══ EXERCISE INPUT
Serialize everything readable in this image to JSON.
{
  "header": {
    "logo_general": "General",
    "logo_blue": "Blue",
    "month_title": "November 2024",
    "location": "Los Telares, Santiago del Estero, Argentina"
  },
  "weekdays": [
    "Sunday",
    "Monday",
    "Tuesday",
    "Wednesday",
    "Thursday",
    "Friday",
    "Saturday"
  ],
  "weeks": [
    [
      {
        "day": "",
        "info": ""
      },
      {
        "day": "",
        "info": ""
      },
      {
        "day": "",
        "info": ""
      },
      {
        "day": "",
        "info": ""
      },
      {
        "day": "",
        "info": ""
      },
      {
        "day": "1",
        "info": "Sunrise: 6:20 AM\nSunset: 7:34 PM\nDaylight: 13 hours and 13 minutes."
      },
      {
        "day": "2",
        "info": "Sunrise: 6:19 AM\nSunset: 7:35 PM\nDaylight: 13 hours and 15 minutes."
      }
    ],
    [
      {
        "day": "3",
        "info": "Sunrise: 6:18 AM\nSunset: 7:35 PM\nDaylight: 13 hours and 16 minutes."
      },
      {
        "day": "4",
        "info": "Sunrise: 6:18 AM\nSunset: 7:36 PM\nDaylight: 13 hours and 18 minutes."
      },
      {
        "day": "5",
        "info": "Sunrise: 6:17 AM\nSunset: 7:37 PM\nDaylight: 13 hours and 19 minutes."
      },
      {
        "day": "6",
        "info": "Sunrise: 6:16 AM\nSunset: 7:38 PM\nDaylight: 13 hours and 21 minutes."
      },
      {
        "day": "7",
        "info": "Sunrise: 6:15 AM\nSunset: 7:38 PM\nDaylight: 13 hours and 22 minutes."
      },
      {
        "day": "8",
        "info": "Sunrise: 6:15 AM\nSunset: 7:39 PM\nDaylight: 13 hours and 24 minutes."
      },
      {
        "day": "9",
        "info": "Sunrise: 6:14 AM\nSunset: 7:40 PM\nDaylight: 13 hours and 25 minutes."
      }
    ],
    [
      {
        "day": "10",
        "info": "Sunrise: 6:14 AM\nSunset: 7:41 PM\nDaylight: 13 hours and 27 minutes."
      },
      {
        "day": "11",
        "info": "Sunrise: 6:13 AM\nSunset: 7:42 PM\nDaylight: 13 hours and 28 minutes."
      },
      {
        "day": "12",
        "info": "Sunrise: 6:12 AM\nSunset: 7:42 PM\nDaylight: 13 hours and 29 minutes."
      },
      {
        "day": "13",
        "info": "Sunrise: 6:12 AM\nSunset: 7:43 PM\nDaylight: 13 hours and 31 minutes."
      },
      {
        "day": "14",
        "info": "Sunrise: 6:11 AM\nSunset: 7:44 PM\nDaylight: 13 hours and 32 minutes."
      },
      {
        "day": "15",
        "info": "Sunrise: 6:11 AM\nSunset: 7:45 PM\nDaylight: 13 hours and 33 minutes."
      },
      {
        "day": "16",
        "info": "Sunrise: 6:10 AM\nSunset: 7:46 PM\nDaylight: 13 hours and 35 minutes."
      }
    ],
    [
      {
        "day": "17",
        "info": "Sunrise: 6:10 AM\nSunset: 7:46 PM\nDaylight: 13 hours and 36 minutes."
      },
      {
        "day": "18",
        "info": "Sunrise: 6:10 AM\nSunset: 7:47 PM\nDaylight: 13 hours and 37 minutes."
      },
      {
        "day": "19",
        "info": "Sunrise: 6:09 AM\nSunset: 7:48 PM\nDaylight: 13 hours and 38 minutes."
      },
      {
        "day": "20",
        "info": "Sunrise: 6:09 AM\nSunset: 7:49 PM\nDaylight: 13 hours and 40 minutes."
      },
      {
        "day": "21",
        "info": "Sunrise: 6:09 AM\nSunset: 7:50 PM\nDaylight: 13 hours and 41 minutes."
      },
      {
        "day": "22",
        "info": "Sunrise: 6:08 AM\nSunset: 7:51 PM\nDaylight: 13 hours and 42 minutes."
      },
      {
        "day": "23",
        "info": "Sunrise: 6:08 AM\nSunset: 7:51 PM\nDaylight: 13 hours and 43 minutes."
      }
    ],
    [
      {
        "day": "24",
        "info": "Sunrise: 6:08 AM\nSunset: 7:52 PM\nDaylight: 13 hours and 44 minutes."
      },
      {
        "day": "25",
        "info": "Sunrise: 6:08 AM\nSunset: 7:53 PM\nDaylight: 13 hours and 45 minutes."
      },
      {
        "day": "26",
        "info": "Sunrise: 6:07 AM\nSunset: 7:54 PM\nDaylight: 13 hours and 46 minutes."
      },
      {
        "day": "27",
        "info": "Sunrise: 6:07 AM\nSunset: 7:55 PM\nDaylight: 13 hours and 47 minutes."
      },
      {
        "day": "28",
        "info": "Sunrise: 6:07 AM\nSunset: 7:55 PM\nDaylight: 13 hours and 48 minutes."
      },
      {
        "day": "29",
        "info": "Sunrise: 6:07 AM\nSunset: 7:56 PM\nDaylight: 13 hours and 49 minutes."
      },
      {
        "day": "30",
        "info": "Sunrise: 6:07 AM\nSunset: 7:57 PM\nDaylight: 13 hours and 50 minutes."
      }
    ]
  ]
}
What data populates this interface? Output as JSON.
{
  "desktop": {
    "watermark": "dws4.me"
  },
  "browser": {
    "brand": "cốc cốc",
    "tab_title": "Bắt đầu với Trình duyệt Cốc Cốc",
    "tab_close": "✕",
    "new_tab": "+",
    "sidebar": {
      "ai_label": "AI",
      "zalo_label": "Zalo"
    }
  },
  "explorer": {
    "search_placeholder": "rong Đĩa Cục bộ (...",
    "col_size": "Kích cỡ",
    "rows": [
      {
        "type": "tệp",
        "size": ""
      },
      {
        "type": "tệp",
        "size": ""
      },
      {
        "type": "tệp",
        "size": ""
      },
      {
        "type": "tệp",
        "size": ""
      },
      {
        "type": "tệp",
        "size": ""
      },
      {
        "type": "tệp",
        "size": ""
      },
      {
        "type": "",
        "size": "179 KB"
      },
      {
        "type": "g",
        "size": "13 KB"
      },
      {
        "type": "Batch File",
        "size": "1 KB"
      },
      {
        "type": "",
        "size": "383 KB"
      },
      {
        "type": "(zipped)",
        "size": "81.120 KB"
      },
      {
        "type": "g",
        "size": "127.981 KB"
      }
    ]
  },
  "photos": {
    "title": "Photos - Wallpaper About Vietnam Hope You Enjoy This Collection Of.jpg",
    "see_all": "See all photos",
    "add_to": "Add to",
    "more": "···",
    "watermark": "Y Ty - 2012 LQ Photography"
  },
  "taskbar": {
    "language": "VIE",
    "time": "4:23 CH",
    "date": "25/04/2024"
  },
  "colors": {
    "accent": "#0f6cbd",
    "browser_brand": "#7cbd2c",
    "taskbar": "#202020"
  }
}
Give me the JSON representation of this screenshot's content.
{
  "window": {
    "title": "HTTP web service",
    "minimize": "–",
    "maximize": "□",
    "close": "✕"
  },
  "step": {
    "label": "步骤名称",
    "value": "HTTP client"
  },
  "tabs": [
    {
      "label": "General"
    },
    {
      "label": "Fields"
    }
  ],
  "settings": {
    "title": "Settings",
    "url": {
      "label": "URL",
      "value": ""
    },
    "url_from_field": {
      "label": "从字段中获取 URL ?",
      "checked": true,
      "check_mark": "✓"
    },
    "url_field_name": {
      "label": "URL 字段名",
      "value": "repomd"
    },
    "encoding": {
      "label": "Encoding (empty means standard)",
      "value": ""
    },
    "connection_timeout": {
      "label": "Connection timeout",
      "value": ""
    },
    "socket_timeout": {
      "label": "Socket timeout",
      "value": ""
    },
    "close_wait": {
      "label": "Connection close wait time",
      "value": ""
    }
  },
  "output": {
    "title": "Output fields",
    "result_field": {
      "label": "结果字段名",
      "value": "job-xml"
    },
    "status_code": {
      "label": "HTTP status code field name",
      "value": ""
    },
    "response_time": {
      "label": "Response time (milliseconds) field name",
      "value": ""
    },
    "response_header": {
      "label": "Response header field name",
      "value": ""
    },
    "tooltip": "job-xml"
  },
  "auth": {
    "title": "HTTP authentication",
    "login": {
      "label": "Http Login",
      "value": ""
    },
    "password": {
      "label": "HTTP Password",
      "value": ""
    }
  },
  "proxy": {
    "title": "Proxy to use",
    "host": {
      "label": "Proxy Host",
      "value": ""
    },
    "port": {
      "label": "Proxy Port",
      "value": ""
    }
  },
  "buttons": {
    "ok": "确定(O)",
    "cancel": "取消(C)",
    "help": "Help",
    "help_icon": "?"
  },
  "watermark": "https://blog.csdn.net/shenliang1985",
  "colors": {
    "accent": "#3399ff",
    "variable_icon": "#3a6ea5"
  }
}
════
# WORK INSTRUCTIONS
Where does the word "General" appear in the listing? List each line that holds it.

# TASK SOLUTION
    "logo_general": "General",
      "label": "General"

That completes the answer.